[begin EXERCISE MATERIALS]

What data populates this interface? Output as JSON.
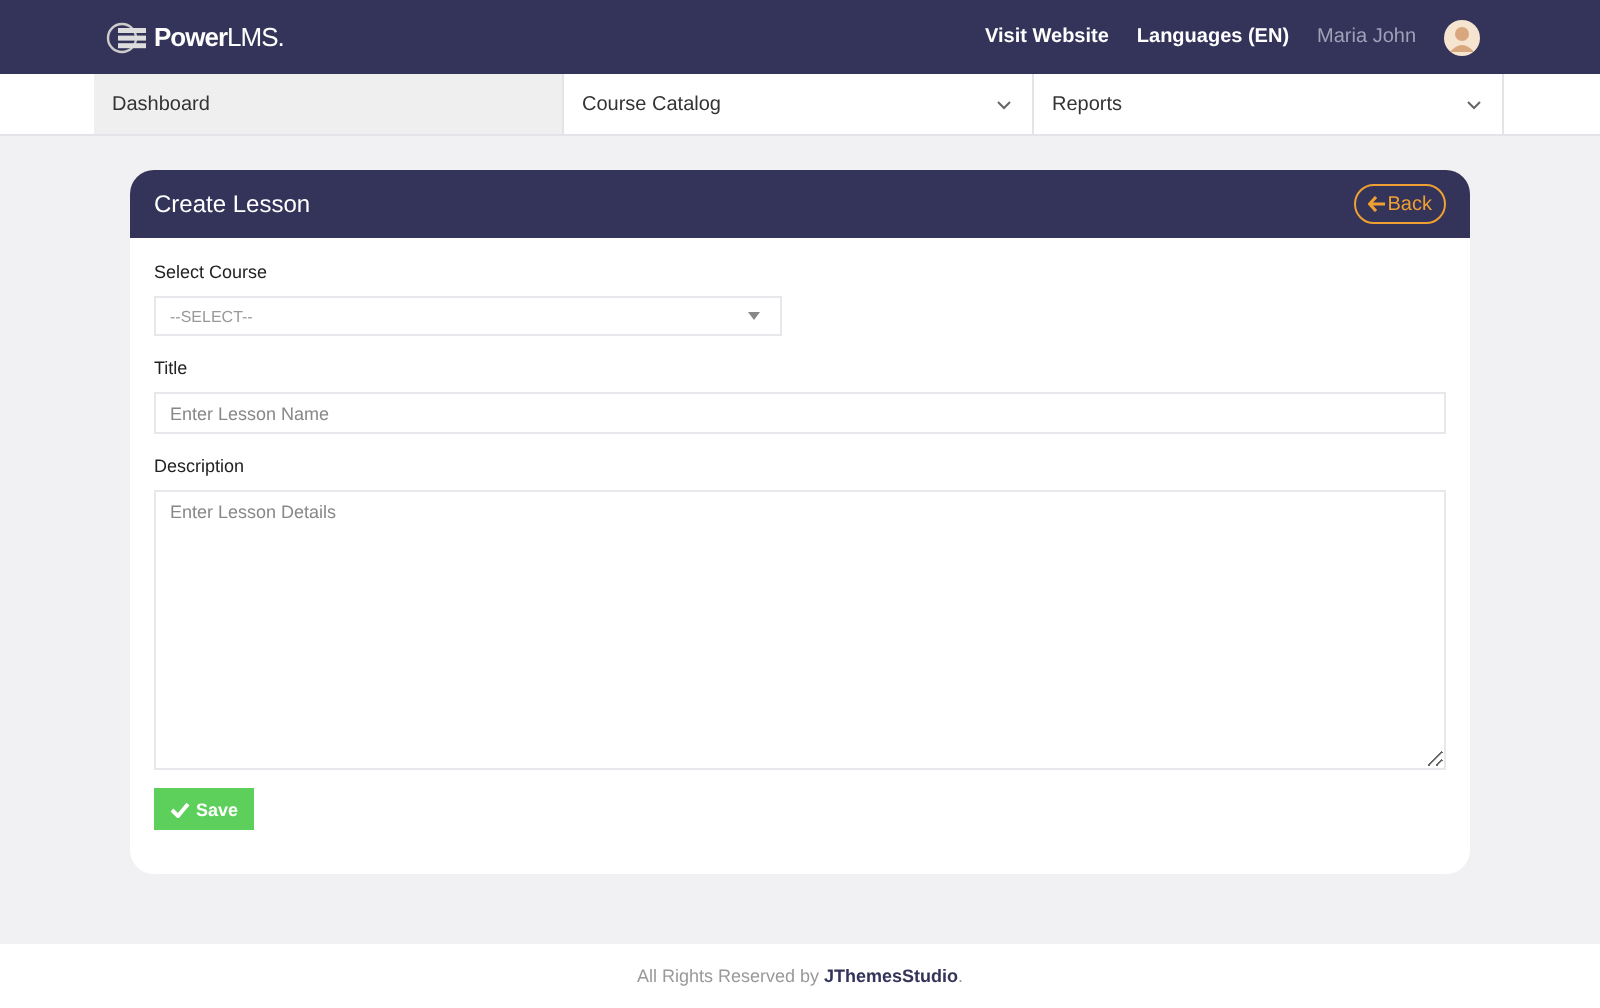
{
  "header": {
    "logo": "**Power**LMS.",
    "links": [
      "Visit Website",
      "Languages (EN)"
    ],
    "user_name": "Maria John"
  },
  "nav": [
    {
      "label": "Dashboard",
      "selected": true,
      "dropdown": false
    },
    {
      "label": "Course Catalog",
      "selected": false,
      "dropdown": true
    },
    {
      "label": "Reports",
      "selected": false,
      "dropdown": true
    }
  ],
  "card": {
    "title": "Create Lesson",
    "back_button": "Back",
    "fields": [
      {
        "kind": "select",
        "label": "Select Course",
        "placeholder": "--SELECT--"
      },
      {
        "kind": "text",
        "label": "Title",
        "placeholder": "Enter Lesson Name"
      },
      {
        "kind": "textarea",
        "label": "Description",
        "placeholder": "Enter Lesson Details"
      }
    ],
    "save_button": "Save"
  },
  "footer": {
    "text": "All Rights Reserved by",
    "link": "JThemesStudio",
    "suffix": "."
  }
}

[end EXERCISE MATERIALS]

Return every line of the preceding records in which the word "Course" appears.

      "label": "Course Catalog",
        "label": "Select Course",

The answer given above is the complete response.